Task input>
*-*-*

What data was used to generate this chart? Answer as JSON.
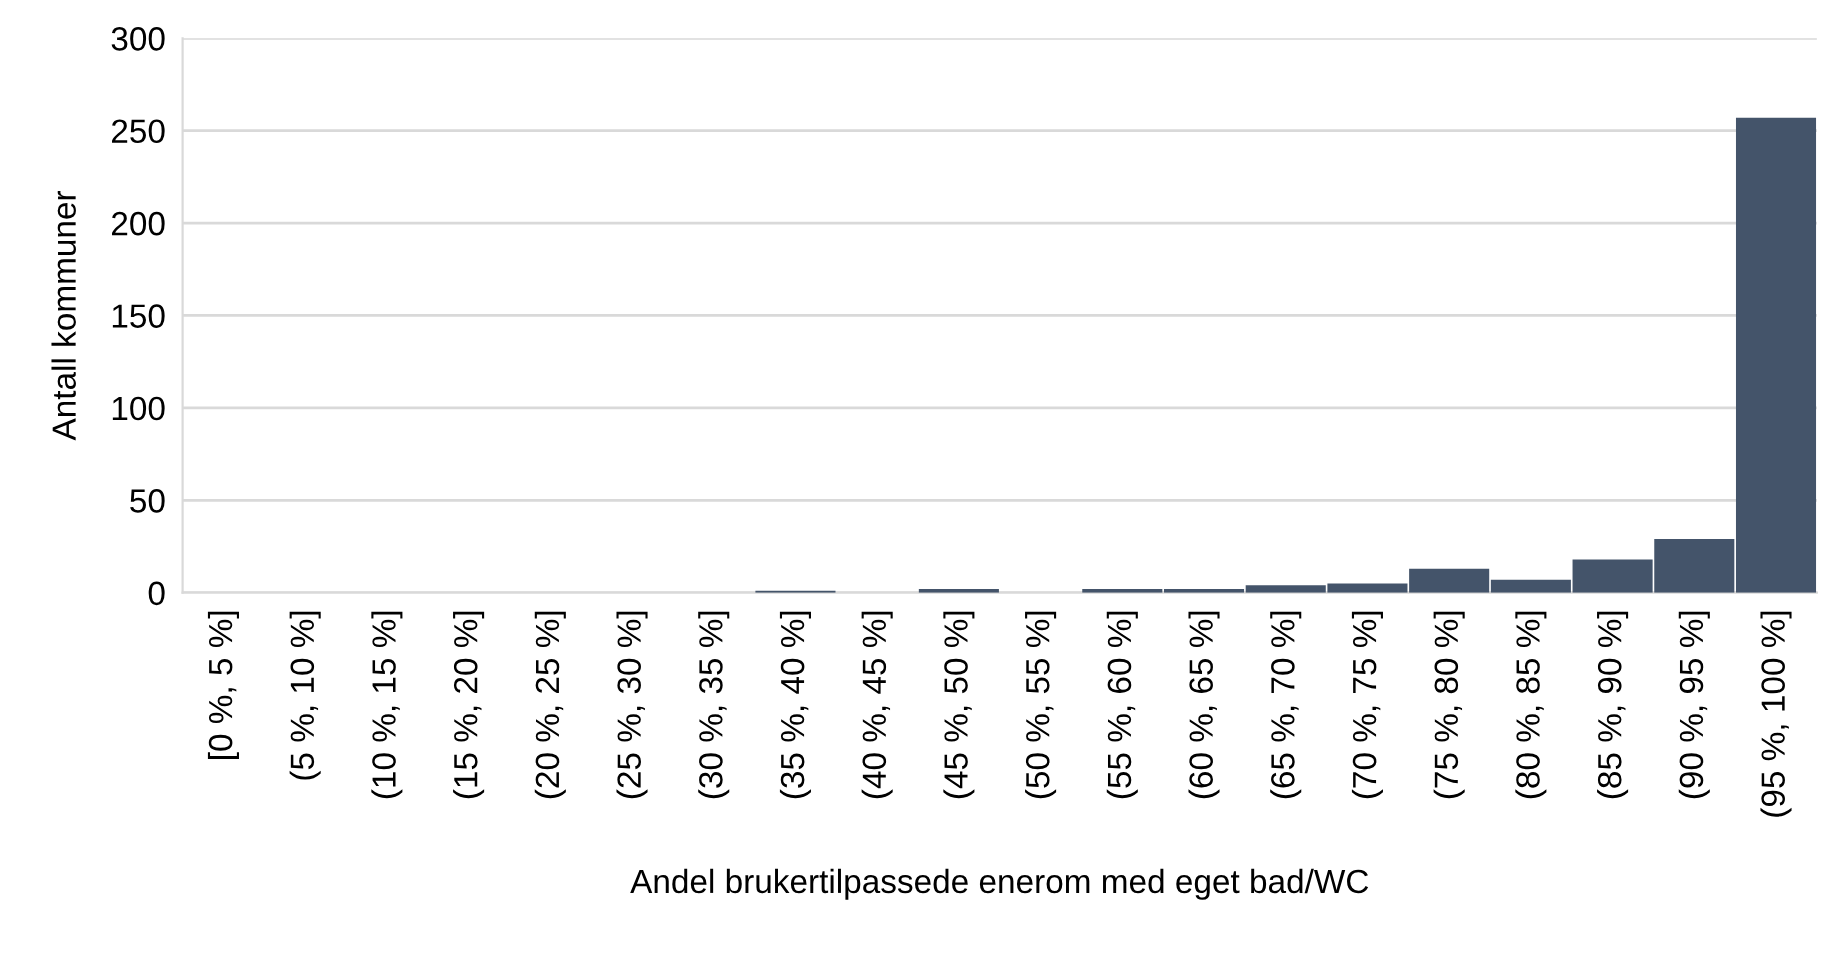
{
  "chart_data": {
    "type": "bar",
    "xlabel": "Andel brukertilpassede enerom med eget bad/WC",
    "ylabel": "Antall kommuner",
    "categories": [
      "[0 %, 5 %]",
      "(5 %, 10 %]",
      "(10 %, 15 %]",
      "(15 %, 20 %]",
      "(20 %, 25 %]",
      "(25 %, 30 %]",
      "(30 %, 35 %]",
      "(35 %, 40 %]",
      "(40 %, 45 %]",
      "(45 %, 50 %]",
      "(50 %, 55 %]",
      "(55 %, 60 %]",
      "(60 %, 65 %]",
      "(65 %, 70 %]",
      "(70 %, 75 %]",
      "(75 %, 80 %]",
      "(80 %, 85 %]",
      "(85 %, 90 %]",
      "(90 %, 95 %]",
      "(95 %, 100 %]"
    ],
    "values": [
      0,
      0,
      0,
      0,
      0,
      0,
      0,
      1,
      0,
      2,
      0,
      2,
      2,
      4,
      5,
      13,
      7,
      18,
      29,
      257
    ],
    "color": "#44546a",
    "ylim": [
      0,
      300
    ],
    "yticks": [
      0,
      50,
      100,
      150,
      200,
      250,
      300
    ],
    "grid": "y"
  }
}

*-*-*

Task requirements>
Reproduce all of the material above word for word. Omit the pictures.

Written response>
What data was used to generate this chart? Answer as JSON.
{
  "chart_data": {
    "type": "bar",
    "xlabel": "Andel brukertilpassede enerom med eget bad/WC",
    "ylabel": "Antall kommuner",
    "categories": [
      "[0 %, 5 %]",
      "(5 %, 10 %]",
      "(10 %, 15 %]",
      "(15 %, 20 %]",
      "(20 %, 25 %]",
      "(25 %, 30 %]",
      "(30 %, 35 %]",
      "(35 %, 40 %]",
      "(40 %, 45 %]",
      "(45 %, 50 %]",
      "(50 %, 55 %]",
      "(55 %, 60 %]",
      "(60 %, 65 %]",
      "(65 %, 70 %]",
      "(70 %, 75 %]",
      "(75 %, 80 %]",
      "(80 %, 85 %]",
      "(85 %, 90 %]",
      "(90 %, 95 %]",
      "(95 %, 100 %]"
    ],
    "values": [
      0,
      0,
      0,
      0,
      0,
      0,
      0,
      1,
      0,
      2,
      0,
      2,
      2,
      4,
      5,
      13,
      7,
      18,
      29,
      257
    ],
    "color": "#44546a",
    "ylim": [
      0,
      300
    ],
    "yticks": [
      0,
      50,
      100,
      150,
      200,
      250,
      300
    ],
    "grid": "y"
  }
}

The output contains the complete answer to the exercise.